◆ **What to do**
Find all lines in the records that include the word "読み取り専用", and copy them out.

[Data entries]

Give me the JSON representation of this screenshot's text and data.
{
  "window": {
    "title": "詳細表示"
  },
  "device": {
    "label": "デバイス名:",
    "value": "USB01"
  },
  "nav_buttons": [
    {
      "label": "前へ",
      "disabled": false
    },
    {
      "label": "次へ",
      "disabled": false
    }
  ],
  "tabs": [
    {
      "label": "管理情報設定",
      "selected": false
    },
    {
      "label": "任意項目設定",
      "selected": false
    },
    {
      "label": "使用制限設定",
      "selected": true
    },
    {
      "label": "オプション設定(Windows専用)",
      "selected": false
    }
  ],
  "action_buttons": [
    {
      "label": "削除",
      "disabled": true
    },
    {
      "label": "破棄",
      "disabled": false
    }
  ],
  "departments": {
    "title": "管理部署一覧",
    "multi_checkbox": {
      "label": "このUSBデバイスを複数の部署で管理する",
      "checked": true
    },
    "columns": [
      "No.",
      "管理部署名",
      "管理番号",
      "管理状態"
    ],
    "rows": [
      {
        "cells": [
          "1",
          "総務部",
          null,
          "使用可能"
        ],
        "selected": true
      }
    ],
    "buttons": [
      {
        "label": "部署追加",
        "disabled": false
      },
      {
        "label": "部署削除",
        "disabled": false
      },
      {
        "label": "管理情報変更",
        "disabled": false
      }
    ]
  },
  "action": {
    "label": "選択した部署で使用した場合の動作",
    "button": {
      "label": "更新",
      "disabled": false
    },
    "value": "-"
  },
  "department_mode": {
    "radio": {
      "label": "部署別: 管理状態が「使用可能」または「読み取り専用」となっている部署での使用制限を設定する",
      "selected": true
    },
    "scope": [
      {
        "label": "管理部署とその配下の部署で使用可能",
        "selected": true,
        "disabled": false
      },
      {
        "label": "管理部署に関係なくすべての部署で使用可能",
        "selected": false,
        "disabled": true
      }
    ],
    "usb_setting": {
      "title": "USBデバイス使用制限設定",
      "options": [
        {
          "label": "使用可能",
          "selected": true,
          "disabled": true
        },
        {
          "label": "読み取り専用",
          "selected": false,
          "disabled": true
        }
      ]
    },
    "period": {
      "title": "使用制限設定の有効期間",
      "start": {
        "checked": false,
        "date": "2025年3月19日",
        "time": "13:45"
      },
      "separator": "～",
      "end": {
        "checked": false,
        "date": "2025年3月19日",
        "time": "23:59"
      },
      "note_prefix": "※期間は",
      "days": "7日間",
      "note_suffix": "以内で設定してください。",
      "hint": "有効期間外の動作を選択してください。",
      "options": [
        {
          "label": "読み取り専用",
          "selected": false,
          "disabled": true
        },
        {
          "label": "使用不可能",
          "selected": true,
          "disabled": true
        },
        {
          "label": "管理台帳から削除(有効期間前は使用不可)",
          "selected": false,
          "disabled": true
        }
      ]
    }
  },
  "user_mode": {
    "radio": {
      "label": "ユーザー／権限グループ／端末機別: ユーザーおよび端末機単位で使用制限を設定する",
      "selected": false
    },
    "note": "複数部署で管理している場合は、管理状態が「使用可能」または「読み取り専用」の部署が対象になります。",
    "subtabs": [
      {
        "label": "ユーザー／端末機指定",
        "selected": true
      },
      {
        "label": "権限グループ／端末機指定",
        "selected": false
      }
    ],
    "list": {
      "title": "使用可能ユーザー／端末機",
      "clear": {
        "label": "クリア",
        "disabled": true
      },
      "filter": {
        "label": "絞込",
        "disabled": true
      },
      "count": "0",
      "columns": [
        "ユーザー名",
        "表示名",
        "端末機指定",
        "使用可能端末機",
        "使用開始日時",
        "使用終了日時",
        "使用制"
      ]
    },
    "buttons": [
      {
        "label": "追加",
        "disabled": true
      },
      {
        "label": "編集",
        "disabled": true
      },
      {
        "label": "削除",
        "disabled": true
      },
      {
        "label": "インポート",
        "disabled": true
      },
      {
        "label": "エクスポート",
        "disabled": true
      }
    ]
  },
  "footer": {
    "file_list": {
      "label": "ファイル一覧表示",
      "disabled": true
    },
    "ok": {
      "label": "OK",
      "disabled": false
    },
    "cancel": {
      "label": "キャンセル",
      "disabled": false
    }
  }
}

◆ **Worked solution**
      "label": "部署別: 管理状態が「使用可能」または「読み取り専用」となっている部署での使用制限を設定する",
          "label": "読み取り専用",
          "label": "読み取り専用",
    "note": "複数部署で管理している場合は、管理状態が「使用可能」または「読み取り専用」の部署が対象になります。",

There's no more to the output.